Text:
__________________________________________________
Finding Frederick Law Olmsted in Cotton’s Kingdom with Sara Zewde | Free Virtual Program | Thursday, January 26

January 26, 2023 7:00 pm EST

Join architect Sara Zewde for this live virtual program as she shares her recent research on the impact of Frederick Law Olmsted’s journeys through the Slave States on his practice of landscape architecture. Between 1852 and 1857, while living at Staten Island’s Tosomock Farm, Olmsted traveled extensively through the South, writing about slavery and the slave economy, as a correspondent for the New York Times, and also published a series of collected volumes, including his highly influential 1861 work, Journeys and Explorations in the Cotton Kingdom.
__________________________________________________
Written tasks:
a. In the Sara Zewde event listing, where was Frederick Law Olmsted living during his travels through the South from 1852 to 1857?
b. Write what comes next in the Sara Zewde event listing, starting after its final sentence.

Annotated region listings:
__________________________________________________
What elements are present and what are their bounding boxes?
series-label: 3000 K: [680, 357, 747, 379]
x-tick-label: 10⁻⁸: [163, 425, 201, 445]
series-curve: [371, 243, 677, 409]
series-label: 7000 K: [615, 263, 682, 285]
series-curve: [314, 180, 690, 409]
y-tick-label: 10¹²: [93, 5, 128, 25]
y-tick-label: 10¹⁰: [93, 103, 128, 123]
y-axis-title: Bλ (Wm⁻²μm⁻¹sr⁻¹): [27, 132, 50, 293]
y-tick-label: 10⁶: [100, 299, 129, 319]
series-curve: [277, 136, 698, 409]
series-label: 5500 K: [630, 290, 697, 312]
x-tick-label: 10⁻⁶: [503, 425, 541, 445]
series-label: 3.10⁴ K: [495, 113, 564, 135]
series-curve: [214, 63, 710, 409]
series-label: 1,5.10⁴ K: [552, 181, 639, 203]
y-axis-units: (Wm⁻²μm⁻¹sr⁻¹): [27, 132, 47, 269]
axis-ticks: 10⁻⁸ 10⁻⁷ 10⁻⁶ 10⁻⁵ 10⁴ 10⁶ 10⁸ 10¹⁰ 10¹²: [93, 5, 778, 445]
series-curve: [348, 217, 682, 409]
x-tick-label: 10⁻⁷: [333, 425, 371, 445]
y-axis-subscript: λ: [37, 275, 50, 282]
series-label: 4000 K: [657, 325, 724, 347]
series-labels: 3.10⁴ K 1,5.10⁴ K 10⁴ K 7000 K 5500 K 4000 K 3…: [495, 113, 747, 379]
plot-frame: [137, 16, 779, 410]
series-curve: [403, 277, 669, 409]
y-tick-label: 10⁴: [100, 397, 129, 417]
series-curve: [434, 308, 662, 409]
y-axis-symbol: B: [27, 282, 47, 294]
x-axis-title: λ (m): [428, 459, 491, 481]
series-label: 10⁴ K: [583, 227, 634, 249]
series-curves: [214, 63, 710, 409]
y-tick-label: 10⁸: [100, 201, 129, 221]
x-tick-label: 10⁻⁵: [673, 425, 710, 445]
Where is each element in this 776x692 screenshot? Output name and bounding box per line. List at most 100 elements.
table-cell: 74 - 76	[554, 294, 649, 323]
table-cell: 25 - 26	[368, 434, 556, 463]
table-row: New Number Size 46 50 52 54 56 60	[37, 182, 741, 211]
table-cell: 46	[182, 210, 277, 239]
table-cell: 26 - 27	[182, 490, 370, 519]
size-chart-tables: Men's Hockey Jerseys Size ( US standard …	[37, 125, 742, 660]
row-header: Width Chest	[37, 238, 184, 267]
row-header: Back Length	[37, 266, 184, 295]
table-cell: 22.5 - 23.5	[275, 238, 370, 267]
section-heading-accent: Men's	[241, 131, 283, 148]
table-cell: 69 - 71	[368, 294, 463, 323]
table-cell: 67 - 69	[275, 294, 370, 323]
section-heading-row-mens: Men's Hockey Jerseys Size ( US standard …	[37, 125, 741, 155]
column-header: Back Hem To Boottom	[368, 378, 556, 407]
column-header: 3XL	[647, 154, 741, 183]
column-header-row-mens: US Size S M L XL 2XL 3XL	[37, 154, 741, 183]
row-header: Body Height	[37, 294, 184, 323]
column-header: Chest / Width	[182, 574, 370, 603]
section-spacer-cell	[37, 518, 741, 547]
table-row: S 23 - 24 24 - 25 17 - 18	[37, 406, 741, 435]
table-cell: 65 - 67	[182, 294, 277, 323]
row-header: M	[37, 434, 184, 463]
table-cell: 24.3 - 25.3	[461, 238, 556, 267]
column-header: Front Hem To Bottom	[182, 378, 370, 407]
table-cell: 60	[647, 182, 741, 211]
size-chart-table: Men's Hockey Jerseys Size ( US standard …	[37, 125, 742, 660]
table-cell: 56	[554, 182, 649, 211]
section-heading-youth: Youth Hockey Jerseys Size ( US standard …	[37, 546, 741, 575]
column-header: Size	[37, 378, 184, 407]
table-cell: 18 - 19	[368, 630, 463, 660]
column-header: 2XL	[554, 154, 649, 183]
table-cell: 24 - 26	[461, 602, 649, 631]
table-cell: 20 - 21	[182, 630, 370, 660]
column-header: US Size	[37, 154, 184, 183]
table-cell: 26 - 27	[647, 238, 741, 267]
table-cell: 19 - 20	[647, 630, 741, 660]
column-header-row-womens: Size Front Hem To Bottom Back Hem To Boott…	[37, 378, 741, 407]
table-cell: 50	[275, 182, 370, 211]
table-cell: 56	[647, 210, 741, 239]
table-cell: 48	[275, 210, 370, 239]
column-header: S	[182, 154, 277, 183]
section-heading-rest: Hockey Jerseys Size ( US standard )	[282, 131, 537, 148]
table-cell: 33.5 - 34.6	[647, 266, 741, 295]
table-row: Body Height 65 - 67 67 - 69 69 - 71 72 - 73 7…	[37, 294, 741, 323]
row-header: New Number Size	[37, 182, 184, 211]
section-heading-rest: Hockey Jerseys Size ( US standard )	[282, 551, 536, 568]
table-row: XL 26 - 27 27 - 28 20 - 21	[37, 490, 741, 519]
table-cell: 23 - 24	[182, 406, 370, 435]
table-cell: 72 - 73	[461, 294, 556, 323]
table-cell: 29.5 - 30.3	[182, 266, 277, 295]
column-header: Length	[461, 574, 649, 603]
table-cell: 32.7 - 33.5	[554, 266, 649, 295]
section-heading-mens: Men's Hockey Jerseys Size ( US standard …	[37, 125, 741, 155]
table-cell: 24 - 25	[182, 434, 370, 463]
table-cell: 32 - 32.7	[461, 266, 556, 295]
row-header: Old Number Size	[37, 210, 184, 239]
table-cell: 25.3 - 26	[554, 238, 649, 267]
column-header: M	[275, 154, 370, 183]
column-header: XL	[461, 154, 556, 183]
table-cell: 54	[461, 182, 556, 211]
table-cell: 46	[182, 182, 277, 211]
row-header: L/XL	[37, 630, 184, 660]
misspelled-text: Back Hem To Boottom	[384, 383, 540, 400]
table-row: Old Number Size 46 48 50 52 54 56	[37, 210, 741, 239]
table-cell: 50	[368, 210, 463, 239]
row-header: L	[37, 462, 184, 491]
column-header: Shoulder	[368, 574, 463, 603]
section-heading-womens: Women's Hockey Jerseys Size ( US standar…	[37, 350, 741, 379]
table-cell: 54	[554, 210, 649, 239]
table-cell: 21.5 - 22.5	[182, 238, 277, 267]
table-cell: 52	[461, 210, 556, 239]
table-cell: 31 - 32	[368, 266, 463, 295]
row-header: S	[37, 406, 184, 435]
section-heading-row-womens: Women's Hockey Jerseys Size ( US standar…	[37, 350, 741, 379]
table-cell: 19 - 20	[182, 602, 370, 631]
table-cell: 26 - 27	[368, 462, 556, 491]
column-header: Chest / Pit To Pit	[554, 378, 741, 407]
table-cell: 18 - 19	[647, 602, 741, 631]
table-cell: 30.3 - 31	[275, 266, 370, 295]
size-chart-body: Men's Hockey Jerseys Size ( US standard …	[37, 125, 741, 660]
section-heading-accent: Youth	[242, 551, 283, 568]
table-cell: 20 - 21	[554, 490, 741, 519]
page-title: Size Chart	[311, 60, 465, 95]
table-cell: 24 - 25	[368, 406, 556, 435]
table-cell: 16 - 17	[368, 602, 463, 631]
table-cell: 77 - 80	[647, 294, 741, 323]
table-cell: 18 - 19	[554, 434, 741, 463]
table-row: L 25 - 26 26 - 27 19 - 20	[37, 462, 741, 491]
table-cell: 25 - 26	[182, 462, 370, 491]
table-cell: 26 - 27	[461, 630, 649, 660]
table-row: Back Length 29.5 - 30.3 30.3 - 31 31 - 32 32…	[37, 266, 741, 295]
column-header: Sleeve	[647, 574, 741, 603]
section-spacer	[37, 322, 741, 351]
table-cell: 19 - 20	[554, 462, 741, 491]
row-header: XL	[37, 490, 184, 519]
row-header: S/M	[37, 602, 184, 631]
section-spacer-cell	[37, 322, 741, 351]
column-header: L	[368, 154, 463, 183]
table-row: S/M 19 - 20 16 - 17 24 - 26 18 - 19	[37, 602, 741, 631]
__________________________________________________
Responses by task:
a. He was living at Tosomock Farm on Staten Island.

b.
Sara Zewde is founding principal of Studio Zewde, a design firm in New York City practicing landscape architecture, urbanism, and public art. The studio is devoted to creating enduring places where people belong. Named to the AD100 and an Emerging Voice by the Architectural League of New York, the firm is lauded for its design methodology syncing culture, ecology, and craft. In parallel with practice, Sara serves as Assistant Professor of Practice at Harvard University Graduate School of Design. Sara was named the 2014 National Olmsted Scholar by the Landscape Architecture Foundation, a 2016 Artist-in-Residence at the Robert Rauschenberg Foundation, and a 2020 United States Artists Fellow. Sara holds a master’s of landscape architecture from the Harvard University Graduate School of Design, a master’s of city planning from MIT, and a BA in sociology and statistics from Boston University.

This program is presented by the Friends of Olmsted-Beil House with support from Turnstile Tours.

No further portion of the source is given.